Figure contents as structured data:
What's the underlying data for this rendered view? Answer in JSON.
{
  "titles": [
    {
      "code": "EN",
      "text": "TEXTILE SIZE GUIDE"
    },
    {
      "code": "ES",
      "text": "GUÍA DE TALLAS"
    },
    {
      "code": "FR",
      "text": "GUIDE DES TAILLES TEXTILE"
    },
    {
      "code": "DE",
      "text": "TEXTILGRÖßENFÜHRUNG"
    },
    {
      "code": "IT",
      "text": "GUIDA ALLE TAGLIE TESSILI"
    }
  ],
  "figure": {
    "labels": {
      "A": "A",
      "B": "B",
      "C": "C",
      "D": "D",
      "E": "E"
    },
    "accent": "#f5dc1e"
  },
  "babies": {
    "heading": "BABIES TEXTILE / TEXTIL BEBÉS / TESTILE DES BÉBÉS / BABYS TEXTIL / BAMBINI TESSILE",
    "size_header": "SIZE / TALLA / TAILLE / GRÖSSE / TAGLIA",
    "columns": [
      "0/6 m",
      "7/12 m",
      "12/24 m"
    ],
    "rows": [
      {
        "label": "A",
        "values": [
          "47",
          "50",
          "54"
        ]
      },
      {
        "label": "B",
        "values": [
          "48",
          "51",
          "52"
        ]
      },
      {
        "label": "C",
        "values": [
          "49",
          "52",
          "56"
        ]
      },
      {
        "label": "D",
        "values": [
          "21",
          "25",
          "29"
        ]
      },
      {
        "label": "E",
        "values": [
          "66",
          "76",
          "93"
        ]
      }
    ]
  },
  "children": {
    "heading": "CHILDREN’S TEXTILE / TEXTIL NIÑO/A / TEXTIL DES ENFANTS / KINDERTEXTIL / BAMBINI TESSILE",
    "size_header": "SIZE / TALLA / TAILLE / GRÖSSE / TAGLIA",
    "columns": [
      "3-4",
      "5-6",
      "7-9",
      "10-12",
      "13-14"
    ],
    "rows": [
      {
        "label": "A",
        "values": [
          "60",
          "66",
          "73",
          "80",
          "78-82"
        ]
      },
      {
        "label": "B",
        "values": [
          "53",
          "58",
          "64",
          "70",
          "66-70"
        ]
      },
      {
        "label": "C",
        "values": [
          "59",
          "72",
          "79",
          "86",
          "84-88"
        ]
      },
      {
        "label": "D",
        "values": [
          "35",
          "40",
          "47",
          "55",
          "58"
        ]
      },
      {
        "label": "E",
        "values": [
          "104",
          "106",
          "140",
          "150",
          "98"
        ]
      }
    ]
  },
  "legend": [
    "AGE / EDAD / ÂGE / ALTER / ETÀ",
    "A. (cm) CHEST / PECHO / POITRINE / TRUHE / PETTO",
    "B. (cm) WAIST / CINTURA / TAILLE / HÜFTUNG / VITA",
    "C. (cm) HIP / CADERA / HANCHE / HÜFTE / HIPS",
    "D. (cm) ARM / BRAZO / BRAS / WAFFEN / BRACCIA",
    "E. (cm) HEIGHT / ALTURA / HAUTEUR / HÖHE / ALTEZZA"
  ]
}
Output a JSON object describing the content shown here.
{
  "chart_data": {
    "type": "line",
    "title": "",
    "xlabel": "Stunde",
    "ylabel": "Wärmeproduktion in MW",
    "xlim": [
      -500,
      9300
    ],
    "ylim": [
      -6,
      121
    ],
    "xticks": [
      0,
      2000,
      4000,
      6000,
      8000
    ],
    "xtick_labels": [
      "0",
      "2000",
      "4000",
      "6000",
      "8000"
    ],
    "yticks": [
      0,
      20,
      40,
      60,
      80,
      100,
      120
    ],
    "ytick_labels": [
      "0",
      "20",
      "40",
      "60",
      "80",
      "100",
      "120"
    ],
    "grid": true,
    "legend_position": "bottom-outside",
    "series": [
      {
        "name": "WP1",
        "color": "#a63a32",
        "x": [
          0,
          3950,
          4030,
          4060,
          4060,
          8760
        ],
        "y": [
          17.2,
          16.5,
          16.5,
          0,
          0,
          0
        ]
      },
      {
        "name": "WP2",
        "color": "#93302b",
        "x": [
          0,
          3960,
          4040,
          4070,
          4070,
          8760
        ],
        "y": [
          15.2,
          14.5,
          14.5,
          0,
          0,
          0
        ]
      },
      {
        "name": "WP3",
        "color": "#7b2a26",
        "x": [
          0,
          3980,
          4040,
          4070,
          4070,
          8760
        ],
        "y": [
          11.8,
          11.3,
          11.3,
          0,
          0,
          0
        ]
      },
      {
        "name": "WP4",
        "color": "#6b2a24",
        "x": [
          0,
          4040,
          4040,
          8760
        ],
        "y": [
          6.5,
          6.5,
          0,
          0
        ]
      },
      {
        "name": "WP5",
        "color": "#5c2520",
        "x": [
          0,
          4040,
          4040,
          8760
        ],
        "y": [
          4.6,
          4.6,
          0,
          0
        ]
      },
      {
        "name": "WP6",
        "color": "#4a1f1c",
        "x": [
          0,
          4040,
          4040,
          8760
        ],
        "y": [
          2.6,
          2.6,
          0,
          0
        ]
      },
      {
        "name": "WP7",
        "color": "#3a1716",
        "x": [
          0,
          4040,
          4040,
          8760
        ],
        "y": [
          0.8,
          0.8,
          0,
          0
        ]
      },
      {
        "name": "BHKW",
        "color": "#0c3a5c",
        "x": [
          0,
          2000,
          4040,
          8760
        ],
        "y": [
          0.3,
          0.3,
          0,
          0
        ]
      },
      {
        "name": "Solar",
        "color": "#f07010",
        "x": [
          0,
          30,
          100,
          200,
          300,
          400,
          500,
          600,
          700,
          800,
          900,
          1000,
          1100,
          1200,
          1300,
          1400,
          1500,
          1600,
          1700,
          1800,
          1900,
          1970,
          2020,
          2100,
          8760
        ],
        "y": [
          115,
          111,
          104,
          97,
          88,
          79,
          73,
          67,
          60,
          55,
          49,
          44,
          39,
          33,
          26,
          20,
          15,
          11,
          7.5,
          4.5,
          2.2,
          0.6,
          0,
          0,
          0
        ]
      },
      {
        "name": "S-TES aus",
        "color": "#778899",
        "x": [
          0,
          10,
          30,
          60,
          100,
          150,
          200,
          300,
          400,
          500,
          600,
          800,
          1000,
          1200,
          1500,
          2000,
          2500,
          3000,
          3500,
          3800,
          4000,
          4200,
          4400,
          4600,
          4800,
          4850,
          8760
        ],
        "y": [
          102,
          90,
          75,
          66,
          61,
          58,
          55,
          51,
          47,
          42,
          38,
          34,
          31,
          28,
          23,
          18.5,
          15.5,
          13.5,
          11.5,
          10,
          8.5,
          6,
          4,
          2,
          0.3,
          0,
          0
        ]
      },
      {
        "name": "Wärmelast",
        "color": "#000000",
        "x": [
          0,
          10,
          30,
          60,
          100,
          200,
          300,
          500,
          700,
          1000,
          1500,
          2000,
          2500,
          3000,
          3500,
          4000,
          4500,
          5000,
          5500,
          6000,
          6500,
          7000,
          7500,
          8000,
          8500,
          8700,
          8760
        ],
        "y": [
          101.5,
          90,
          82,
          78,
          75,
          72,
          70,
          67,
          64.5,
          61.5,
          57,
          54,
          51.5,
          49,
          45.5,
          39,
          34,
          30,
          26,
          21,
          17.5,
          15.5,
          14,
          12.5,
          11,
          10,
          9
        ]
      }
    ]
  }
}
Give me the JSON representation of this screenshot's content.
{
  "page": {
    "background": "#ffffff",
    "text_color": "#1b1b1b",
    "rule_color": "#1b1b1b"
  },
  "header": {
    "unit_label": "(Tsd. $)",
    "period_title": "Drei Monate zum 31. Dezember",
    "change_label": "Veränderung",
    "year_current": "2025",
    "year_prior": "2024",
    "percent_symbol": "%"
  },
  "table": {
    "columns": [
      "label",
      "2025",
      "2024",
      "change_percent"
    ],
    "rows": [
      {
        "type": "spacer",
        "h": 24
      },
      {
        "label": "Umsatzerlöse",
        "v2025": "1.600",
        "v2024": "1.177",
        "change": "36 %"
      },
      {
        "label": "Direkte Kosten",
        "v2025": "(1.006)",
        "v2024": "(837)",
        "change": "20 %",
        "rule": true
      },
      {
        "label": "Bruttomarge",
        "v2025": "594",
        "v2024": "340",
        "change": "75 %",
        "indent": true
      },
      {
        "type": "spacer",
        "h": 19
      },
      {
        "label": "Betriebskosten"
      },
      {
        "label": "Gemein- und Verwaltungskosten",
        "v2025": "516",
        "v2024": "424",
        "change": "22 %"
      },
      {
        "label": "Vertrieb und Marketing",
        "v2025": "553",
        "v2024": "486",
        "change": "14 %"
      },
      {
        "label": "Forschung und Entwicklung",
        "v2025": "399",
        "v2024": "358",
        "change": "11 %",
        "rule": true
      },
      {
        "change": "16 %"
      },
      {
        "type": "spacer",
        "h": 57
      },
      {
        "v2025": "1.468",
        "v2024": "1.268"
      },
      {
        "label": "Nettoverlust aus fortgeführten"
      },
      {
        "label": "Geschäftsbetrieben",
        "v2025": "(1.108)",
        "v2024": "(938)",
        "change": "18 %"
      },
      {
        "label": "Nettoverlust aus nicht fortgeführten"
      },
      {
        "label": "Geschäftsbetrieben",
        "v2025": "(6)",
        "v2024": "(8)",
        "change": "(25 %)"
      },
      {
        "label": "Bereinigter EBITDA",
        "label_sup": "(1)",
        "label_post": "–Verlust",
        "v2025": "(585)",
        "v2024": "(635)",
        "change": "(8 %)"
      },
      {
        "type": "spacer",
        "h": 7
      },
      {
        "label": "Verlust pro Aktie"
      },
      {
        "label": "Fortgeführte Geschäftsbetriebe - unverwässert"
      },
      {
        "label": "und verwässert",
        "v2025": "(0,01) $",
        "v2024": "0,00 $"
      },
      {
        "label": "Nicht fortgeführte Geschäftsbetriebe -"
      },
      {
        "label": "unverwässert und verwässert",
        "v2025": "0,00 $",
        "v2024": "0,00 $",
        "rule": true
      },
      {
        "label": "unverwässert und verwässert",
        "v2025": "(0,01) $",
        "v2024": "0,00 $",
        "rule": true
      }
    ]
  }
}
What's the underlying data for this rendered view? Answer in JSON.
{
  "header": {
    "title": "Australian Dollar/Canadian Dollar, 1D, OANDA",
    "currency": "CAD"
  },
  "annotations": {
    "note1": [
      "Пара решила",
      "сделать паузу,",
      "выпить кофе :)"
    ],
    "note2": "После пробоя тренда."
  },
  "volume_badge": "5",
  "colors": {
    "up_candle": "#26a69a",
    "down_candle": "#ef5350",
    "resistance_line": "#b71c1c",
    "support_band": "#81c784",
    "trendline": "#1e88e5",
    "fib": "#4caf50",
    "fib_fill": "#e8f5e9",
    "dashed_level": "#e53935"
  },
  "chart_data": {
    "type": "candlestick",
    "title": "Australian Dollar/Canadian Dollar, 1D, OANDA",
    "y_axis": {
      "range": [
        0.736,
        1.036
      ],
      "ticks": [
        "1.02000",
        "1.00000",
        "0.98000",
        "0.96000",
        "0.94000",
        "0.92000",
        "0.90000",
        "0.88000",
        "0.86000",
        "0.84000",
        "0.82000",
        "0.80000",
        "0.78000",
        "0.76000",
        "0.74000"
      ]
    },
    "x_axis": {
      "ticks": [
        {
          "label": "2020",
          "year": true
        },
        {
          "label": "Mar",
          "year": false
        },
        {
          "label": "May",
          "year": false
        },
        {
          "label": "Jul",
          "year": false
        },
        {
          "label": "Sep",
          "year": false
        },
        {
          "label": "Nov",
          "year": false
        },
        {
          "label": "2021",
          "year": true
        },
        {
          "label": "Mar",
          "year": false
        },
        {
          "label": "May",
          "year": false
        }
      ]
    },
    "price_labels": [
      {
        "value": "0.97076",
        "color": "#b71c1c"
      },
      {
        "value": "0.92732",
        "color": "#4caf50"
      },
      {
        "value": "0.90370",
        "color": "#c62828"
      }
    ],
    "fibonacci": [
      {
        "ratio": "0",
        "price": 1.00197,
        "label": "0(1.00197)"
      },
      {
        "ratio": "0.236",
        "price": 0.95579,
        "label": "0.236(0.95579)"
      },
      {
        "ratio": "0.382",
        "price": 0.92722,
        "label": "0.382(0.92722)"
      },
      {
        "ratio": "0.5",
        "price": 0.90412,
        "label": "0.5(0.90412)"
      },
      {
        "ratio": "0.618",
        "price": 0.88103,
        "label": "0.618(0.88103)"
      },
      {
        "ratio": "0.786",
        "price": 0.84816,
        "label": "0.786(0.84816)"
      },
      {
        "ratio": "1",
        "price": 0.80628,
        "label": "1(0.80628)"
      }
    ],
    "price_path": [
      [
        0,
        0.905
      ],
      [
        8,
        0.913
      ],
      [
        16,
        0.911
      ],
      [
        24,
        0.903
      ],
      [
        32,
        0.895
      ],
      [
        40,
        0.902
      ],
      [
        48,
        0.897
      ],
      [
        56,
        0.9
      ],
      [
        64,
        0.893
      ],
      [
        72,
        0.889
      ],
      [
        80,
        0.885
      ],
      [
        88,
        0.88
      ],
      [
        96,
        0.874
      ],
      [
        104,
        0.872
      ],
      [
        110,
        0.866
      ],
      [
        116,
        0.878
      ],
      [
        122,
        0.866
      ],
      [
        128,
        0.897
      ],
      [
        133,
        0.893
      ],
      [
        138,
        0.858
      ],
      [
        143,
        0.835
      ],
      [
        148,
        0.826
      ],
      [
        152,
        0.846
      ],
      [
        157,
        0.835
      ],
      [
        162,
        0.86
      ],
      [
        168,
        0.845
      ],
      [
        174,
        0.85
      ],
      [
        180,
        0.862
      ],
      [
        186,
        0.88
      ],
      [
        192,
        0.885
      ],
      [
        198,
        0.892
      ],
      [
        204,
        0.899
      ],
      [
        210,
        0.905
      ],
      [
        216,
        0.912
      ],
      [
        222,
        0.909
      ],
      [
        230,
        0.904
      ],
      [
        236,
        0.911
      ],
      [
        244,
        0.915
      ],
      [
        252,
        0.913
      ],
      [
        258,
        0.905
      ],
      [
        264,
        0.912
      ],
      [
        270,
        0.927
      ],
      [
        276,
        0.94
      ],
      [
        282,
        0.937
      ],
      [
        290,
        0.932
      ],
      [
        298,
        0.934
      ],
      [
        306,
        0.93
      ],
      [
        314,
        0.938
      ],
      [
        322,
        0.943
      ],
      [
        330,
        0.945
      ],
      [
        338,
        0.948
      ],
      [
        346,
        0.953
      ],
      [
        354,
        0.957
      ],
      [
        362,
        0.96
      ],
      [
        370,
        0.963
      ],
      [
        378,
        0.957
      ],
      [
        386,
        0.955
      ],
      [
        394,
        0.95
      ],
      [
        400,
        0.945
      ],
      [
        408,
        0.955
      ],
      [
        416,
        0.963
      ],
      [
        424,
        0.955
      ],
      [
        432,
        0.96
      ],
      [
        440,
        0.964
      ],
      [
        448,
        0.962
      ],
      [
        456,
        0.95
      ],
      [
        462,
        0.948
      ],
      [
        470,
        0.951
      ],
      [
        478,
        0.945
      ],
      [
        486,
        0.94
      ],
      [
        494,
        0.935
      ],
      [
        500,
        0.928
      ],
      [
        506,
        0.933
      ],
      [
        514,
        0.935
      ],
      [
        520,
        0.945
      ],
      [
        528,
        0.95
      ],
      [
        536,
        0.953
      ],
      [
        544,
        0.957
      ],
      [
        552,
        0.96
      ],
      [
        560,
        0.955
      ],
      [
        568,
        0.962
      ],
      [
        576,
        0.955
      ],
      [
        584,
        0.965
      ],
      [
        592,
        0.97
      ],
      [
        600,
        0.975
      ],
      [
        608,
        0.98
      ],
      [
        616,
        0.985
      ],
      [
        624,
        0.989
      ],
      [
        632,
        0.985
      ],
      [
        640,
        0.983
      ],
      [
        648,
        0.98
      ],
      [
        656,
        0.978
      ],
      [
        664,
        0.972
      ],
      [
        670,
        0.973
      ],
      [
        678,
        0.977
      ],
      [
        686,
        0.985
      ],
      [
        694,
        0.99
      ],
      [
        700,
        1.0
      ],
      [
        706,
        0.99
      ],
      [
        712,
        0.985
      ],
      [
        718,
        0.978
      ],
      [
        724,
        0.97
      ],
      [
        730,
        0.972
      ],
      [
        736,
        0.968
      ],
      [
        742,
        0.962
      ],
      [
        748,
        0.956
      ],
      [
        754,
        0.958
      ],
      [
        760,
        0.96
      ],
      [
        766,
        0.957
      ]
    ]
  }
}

# Description of the task
Copy each line from the records above that includes the string "name".

# Expected answer
        "name": "WP1",
        "name": "WP2",
        "name": "WP3",
        "name": "WP4",
        "name": "WP5",
        "name": "WP6",
        "name": "WP7",
        "name": "BHKW",
        "name": "Solar",
        "name": "S-TES aus",
        "name": "Wärmelast",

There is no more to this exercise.